*Short exercise*
Reproduce all entries precisely, down to the last character.

┌──

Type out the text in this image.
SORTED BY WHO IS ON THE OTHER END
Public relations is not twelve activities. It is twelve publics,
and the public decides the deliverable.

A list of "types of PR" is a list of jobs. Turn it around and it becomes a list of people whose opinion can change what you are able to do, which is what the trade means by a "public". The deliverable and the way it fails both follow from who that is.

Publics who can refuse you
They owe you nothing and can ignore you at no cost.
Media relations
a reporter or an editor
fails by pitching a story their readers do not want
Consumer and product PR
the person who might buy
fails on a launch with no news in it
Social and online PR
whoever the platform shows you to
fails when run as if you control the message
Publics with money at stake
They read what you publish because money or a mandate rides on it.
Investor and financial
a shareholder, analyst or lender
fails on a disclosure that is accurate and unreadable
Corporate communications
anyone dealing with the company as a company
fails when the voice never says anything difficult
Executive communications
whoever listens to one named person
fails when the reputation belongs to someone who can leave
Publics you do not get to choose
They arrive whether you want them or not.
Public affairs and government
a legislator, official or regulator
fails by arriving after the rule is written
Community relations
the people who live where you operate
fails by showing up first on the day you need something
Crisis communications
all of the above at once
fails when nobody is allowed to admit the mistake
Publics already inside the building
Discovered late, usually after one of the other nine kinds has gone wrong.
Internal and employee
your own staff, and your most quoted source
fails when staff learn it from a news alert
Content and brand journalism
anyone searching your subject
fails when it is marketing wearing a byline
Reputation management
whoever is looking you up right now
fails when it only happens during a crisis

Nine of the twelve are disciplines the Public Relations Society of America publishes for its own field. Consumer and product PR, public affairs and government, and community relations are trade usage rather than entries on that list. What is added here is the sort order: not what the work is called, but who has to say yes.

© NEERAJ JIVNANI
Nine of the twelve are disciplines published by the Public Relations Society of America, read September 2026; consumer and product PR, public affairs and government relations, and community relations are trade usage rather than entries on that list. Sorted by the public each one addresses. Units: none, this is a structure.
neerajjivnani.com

└──

*Output for this task*
Type out the text in this image.
SORTED BY WHO IS ON THE OTHER END
Public relations is not twelve activities. It is twelve publics,
and the public decides the deliverable.

A list of "types of PR" is a list of jobs. Turn it around and it becomes a list of people whose opinion can change what you are able to do, which is what the trade means by a "public". The deliverable and the way it fails both follow from who that is.

Publics who can refuse you
They owe you nothing and can ignore you at no cost.
Media relations
a reporter or an editor
fails by pitching a story their readers do not want
Consumer and product PR
the person who might buy
fails on a launch with no news in it
Social and online PR
whoever the platform shows you to
fails when run as if you control the message
Publics with money at stake
They read what you publish because money or a mandate rides on it.
Investor and financial
a shareholder, analyst or lender
fails on a disclosure that is accurate and unreadable
Corporate communications
anyone dealing with the company as a company
fails when the voice never says anything difficult
Executive communications
whoever listens to one named person
fails when the reputation belongs to someone who can leave
Publics you do not get to choose
They arrive whether you want them or not.
Public affairs and government
a legislator, official or regulator
fails by arriving after the rule is written
Community relations
the people who live where you operate
fails by showing up first on the day you need something
Crisis communications
all of the above at once
fails when nobody is allowed to admit the mistake
Publics already inside the building
Discovered late, usually after one of the other nine kinds has gone wrong.
Internal and employee
your own staff, and your most quoted source
fails when staff learn it from a news alert
Content and brand journalism
anyone searching your subject
fails when it is marketing wearing a byline
Reputation management
whoever is looking you up right now
fails when it only happens during a crisis

Nine of the twelve are disciplines the Public Relations Society of America publishes for its own field. Consumer and product PR, public affairs and government, and community relations are trade usage rather than entries on that list. What is added here is the sort order: not what the work is called, but who has to say yes.

© NEERAJ JIVNANI
Nine of the twelve are disciplines published by the Public Relations Society of America, read September 2026; consumer and product PR, public affairs and government relations, and community relations are trade usage rather than entries on that list. Sorted by the public each one addresses. Units: none, this is a structure.
neerajjivnani.com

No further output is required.